_Record set_.
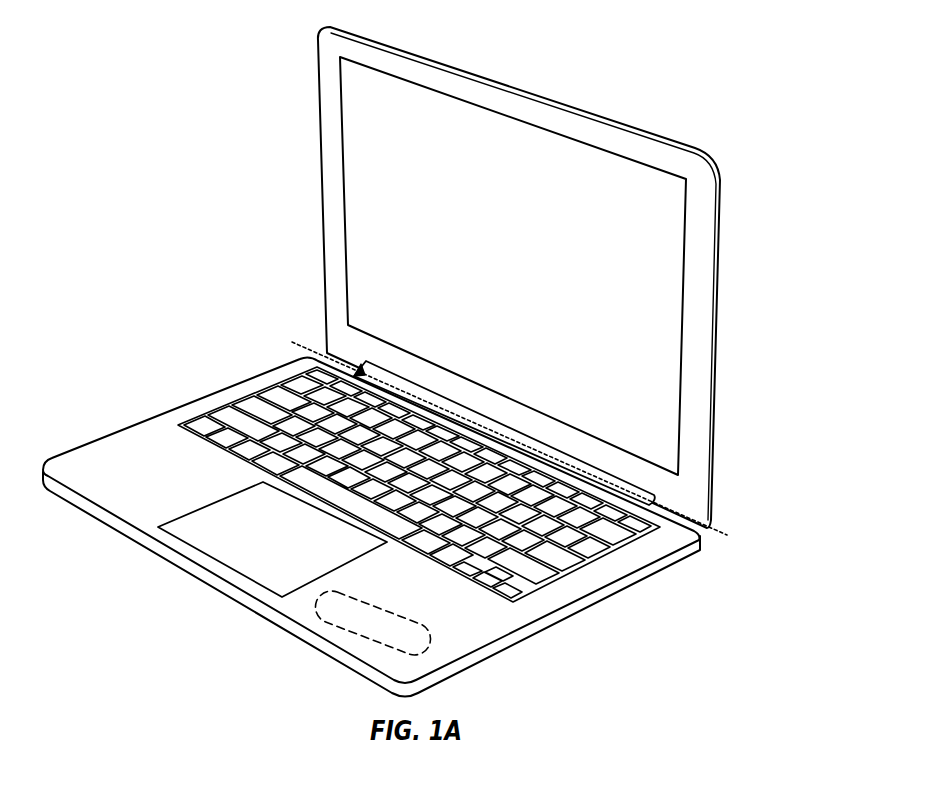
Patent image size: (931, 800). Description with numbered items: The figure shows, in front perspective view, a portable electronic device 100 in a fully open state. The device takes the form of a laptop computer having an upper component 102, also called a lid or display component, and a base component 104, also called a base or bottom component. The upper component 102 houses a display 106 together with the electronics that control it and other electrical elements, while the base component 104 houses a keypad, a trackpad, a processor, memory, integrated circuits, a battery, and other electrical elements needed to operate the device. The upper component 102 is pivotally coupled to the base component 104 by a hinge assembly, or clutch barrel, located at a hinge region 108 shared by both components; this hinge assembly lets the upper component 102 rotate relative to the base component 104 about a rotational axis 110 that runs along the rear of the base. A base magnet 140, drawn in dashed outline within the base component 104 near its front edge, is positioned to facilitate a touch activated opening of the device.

The portable electronic device 100 is at (429, 353).
The upper component 102 is at (566, 277).
The base component 104 is at (371, 527).
The display 106 is at (550, 260).
The hinge region 108 is at (723, 524).
The rotational axis 110 is at (292, 342).
The base magnet 140 is at (430, 650).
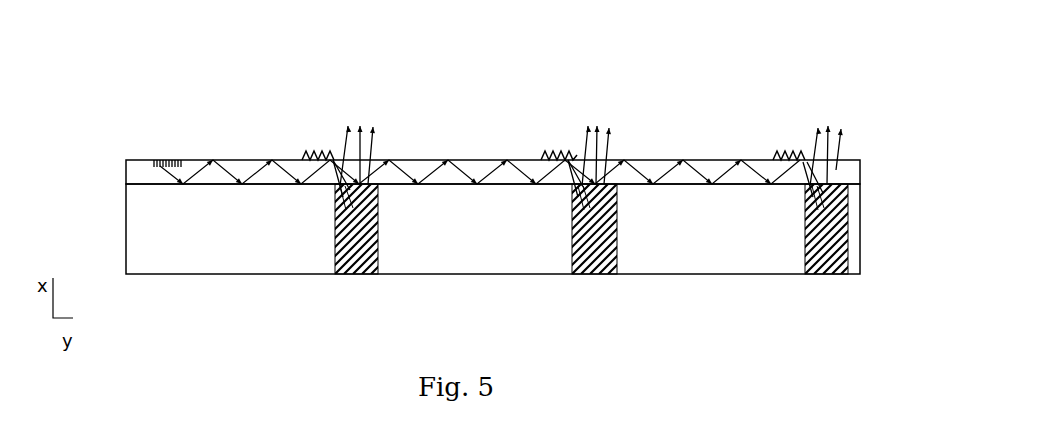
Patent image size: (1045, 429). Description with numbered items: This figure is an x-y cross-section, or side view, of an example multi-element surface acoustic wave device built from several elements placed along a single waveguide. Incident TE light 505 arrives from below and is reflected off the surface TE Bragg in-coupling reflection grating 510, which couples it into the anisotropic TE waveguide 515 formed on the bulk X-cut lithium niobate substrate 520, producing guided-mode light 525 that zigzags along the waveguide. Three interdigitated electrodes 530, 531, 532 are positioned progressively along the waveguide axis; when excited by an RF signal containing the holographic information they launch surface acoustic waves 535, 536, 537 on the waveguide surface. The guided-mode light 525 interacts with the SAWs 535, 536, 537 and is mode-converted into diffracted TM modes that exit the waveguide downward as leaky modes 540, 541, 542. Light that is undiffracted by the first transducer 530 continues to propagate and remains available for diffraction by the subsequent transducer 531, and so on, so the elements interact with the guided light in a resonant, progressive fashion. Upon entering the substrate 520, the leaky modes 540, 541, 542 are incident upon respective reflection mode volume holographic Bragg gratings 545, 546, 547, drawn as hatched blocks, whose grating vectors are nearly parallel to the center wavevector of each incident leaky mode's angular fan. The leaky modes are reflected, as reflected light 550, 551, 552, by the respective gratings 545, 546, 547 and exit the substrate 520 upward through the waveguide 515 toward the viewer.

_What is expected_. Copy the rows above word for word, from the start of the rows through the line that contains "The base magnet 140 is at (430, 650).". Leave the pictures out of your copy.

_Worked solution_.
Patent image size: (931, 800). Description with numbered items: The figure shows, in front perspective view, a portable electronic device 100 in a fully open state. The device takes the form of a laptop computer having an upper component 102, also called a lid or display component, and a base component 104, also called a base or bottom component. The upper component 102 houses a display 106 together with the electronics that control it and other electrical elements, while the base component 104 houses a keypad, a trackpad, a processor, memory, integrated circuits, a battery, and other electrical elements needed to operate the device. The upper component 102 is pivotally coupled to the base component 104 by a hinge assembly, or clutch barrel, located at a hinge region 108 shared by both components; this hinge assembly lets the upper component 102 rotate relative to the base component 104 about a rotational axis 110 that runs along the rear of the base. A base magnet 140, drawn in dashed outline within the base component 104 near its front edge, is positioned to facilitate a touch activated opening of the device.

The portable electronic device 100 is at (429, 353).
The upper component 102 is at (566, 277).
The base component 104 is at (371, 527).
The display 106 is at (550, 260).
The hinge region 108 is at (723, 524).
The rotational axis 110 is at (292, 342).
The base magnet 140 is at (430, 650).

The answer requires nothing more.